**Text segment**
* START *

Thailand Property Taxes Foreigners 2025

Thailand Property Taxes Foreigners 2025

 Photo Thailand Property Taxes Foreigners 2025

Thailand Property Taxes for Foreigners – Complete 2025 Guide

Introduction
Thinking of buying property in Thailand as a foreigner? Whether you're planning to invest in a Phuket villa, a Bangkok condo or a rental property, understanding the tax system is crucial. In this 2025 guide, we explain all the key taxes and fees that apply to foreign buyers and owners in Thailand, from purchase to rental income, resale, and inheritance.
 
1. Taxes When Buying Property in Thailand
Transfer Fee – 2%
Charged on the registered value (land office valuation or contract price), typically split 50/50 between buyer and seller. Some developers may offer to cover this.
Specific Business Tax (SBT) – 3.3%
Applies if the property is sold within 5 years of purchase. Usually paid by the seller.
Stamp Duty – 0.5%
Charged only if SBT is not applicable. Payable by the seller.
Withholding Tax – 1% to 5%+
If the seller is a company: 1% of the sale price or appraised value (whichever is higher).
If the seller is an individual: based on a sliding scale depending on holding period and income brackets.
 
2. Annual Property Taxes in Thailand
Land and Building Tax
Introduced in 2020 and applicable to all owners.

Property Use                   Tax Rate
Primary residence                  0% up to 10M THB, then ~0.02%
Second home / rental                  0.02% – 0.1% of appraised value
Vacant land / commercial use                  Up to 0.3%–0.7%

Taxes are payable annually to the local municipality, usually by April.

3. Rental Income Tax for Foreign Owners
Taxed progressively between 5%–35% after deductions (30% standard or itemized expenses).
Rental income is reported in your annual Thai tax return.
If You're a Non-Resident:
A flat 15% withholding tax applies on gross rental income.
This is considered a final tax unless a Double Tax Agreement (DTA) applies.
Tip: If you're renting out your property, always consult a tax advisor and keep accurate records of all rental income and expenses.
If You're a Thai Tax Resident (180+ days/year):
 
4. Capital Gains Tax in Thailand
Thailand does not have a separate capital gains tax.
Instead, gains from property sales are embedded in the Withholding Tax collected at the time of sale.
If you remit gains into Thailand in the same year and are a tax resident, those may be taxed again unless structured properly.
JFTB Tip: Use a proper FET form when transferring foreign currency into Thailand to document source of funds and protect capital gains exemption.
 
5. Inheritance Tax in Thailand
Applies to estates over 100 million THB in total value.
5% for direct heirs (spouse, children).
10% for others.
Also subject to transfer fees (0.5% to 2%) at the Land Department.

* END *

Element and coordinate records

* START *

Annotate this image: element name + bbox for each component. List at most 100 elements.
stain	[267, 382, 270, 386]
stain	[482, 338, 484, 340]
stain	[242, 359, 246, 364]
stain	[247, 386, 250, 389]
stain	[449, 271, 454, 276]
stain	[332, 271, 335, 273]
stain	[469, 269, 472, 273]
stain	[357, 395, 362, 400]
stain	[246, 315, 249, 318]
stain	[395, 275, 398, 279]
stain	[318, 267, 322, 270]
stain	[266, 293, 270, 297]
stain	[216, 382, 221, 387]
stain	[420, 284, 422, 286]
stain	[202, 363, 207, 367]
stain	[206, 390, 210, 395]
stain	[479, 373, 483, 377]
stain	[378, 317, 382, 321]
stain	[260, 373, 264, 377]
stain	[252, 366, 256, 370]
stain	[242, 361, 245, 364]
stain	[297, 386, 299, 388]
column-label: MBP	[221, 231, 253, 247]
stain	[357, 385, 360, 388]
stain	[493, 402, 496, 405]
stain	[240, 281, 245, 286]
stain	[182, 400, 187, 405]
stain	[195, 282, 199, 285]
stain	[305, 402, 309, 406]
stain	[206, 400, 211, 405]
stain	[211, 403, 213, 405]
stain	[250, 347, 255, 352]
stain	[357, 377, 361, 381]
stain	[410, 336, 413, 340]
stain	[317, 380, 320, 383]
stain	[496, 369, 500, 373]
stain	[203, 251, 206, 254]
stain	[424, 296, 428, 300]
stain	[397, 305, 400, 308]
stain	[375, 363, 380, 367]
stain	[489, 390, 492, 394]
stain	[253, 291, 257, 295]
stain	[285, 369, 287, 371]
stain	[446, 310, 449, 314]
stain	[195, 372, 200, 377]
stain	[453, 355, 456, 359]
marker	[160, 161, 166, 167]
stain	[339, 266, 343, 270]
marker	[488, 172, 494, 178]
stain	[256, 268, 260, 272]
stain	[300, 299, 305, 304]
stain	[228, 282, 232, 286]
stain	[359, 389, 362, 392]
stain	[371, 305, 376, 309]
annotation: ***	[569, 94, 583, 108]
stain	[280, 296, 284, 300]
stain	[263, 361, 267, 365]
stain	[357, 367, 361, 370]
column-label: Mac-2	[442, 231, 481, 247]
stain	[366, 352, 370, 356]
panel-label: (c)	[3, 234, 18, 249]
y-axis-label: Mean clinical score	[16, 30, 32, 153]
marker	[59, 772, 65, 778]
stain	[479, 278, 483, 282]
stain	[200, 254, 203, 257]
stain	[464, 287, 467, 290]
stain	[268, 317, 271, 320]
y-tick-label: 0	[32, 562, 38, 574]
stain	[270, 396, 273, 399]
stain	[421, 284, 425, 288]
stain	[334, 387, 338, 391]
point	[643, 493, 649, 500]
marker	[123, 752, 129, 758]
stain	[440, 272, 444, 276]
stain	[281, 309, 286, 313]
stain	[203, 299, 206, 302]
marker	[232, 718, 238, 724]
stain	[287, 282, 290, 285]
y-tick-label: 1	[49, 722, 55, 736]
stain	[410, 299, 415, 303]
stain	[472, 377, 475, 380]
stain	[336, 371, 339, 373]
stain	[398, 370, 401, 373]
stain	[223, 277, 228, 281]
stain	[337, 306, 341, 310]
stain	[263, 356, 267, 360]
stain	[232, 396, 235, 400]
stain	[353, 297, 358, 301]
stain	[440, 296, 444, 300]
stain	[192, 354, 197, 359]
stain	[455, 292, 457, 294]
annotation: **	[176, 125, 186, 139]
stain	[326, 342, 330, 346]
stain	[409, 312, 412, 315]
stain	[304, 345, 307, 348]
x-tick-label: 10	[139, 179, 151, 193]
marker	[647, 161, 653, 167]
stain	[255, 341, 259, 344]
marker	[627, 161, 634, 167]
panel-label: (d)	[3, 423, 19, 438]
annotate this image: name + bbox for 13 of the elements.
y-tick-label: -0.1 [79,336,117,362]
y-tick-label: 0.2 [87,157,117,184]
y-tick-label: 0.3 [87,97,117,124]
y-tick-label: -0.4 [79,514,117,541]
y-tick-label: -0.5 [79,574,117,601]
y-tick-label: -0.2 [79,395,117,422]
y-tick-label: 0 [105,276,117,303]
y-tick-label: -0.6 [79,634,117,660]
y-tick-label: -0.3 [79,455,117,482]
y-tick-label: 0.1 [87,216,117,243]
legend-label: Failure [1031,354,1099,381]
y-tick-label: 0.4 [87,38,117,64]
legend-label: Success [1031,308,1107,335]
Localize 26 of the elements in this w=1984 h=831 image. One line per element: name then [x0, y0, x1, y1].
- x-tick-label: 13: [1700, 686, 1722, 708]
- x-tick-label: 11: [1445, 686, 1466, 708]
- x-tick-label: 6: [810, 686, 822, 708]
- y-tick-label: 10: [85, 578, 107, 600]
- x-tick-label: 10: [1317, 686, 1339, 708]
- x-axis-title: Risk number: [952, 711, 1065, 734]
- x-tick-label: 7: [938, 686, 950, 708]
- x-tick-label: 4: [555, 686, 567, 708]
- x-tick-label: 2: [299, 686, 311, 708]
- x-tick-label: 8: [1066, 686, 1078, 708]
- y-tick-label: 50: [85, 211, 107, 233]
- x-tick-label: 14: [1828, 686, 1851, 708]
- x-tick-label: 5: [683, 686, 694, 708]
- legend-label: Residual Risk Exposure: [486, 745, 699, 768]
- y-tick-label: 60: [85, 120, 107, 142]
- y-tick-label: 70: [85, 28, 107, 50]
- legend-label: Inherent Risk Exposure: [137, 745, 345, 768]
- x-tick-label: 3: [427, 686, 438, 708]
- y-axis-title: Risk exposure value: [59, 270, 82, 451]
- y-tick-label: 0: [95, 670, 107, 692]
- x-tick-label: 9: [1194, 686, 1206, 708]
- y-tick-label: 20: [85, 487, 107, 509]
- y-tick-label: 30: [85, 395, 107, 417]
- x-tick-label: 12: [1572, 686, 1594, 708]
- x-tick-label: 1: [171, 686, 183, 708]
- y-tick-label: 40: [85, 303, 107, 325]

* END *

**Tasks**
a - From the Thai property tax guide, quote the stretch from "Tip: If you're" through "10% for others.".
b - In the Thai property tax guide, what withholding tax rate applies to a non-resident owner's gross rental income?

**Solutions by task**
a -
Tip: If you're renting out your property, always consult a tax advisor and keep accurate records of all rental income and expenses.
If You're a Thai Tax Resident (180+ days/year):
 
4. Capital Gains Tax in Thailand
Thailand does not have a separate capital gains tax.
Instead, gains from property sales are embedded in the Withholding Tax collected at the time of sale.
If you remit gains into Thailand in the same year and are a tax resident, those may be taxed again unless structured properly.
JFTB Tip: Use a proper FET form when transferring foreign currency into Thailand to document source of funds and protect capital gains exemption.
 
5. Inheritance Tax in Thailand
Applies to estates over 100 million THB in total value.
5% for direct heirs (spouse, children).
10% for others.

b - A flat 15% withholding tax applies to a non-resident's gross rental income.